GIVEN INSTRUCTION
In the text about tracking airline seat bookings, return everything from "Current Idea : Keep" down to "to do this.", copied word for word.

EXTRACT
This is a mini-project of mine - Airline reservation system - lets call this airline FlyMi : I have a database (Not decided which one, friend of mine wants to go with MongoDB). Anyhoo, this is my requirement :
I have a table which has details of the flight - Flight number, schedule etc. I'm going to use this table to perform various operations - booking , cancellation , modification
This is where I'm stuck : For the desktop app and the web application - I'm offering an option to select seats. This means I've got to keep track of which seats are booked , which ones are not. And assume I have an UI , which shows seats as Red - Booked Green - Not Booked.And all of this - for each and every flight. My question is : What do you think would be the most efficient way to track seat bookings , for each flight in that airline?
Current Idea : Keep a table named passenger - with all the details such as name , address etc. which keep track of all passengers, and maintain a passenger ID such that , first 4 characters are flight ID, Last 2 character are seat numbers they have chosen, with random number in-between ( I say random because I think it is immaterial here). So, for any flight , If I have to find out number of un-booked seats, I will have to scan through every passenger , who has booked, and who has booked in that flight. I think this is really in-efficient. Provide me with the most efficient logic to do this.

Don't use "smart keys".
This is a bad idea called "smart keys" or "encoding information in keys".

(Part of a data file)
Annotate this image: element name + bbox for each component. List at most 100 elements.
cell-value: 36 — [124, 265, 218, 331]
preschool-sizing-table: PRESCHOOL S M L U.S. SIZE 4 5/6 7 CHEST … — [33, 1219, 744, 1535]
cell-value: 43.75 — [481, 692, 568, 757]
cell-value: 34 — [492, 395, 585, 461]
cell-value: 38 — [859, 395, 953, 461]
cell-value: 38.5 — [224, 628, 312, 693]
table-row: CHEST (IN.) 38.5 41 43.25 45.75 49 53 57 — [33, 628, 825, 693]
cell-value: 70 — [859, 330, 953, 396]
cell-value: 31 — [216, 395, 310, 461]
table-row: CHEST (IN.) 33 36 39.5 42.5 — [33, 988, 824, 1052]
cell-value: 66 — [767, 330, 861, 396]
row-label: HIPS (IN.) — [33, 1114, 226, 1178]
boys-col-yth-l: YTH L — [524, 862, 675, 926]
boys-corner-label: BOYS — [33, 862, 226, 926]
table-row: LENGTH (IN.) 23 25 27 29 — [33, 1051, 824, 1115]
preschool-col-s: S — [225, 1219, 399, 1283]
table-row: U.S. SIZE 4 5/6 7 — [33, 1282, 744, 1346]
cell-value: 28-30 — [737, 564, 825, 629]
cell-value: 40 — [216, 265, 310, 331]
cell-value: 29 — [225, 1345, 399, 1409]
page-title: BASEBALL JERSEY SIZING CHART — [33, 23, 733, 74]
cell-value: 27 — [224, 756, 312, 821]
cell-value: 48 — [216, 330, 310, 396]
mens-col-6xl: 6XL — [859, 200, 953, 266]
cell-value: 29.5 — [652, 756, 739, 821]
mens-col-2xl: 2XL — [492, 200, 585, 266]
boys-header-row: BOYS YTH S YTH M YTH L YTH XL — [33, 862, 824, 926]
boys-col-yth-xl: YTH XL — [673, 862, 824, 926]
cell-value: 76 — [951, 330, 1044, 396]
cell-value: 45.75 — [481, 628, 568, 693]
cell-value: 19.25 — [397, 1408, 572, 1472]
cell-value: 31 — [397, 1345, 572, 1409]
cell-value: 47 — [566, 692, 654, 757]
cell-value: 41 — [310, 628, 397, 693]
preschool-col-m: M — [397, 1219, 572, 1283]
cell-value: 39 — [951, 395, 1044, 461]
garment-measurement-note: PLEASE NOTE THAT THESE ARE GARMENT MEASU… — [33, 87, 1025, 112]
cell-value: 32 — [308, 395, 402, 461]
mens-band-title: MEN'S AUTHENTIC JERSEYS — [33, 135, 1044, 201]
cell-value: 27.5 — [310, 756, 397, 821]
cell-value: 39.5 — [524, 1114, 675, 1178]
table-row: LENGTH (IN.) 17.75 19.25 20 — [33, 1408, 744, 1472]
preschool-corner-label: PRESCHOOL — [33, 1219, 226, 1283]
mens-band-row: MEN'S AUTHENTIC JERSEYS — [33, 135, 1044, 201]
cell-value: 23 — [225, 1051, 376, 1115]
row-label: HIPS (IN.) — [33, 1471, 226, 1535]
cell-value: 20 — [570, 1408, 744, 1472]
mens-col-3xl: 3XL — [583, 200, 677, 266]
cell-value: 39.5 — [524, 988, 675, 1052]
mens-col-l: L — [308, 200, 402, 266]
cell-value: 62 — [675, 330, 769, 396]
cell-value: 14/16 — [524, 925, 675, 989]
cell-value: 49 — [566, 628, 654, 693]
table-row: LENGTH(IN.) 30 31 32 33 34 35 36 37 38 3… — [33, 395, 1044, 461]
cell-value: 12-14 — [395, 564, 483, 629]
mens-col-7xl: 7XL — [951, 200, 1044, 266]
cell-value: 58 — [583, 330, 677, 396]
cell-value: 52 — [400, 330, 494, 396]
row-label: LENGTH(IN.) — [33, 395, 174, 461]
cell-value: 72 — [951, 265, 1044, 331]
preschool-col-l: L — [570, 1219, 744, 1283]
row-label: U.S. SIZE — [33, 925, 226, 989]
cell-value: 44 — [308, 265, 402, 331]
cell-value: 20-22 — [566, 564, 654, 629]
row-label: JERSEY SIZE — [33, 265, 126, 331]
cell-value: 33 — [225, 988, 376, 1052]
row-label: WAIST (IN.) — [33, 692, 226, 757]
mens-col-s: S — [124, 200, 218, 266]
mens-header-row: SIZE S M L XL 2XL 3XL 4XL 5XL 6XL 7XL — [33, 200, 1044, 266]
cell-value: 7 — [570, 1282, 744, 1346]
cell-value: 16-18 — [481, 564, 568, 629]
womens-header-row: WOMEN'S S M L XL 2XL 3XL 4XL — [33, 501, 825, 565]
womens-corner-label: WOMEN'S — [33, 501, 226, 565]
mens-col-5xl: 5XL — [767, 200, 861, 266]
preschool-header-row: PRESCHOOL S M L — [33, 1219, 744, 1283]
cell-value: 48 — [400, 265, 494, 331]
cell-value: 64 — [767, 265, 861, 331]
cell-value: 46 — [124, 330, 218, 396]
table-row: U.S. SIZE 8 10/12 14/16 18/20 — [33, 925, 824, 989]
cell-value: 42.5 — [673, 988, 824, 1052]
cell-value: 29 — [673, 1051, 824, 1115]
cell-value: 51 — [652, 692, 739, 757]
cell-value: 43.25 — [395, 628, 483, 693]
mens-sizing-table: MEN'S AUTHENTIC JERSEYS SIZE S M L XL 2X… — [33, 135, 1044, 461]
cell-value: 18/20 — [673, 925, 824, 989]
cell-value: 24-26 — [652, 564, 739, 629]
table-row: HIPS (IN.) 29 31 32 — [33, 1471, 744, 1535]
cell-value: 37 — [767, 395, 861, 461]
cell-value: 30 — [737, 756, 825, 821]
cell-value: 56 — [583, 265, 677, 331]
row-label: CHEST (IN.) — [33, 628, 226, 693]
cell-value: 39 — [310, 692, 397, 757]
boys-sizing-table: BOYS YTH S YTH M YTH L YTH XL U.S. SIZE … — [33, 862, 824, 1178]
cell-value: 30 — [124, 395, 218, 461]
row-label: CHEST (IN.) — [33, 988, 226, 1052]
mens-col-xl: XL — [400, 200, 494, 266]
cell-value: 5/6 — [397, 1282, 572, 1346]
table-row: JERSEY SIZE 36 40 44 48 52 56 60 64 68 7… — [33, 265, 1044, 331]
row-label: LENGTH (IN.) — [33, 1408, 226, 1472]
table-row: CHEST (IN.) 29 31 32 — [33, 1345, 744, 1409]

RIGHT ANSWER
Current Idea : Keep a table named passenger - with all the details such as name , address etc. which keep track of all passengers, and maintain a passenger ID such that , first 4 characters are flight ID, Last 2 character are seat numbers they have chosen, with random number in-between ( I say random because I think it is immaterial here). So, for any flight , If I have to find out number of un-booked seats, I will have to scan through every passenger , who has booked, and who has booked in that flight. I think this is really in-efficient. Provide me with the most efficient logic to do this.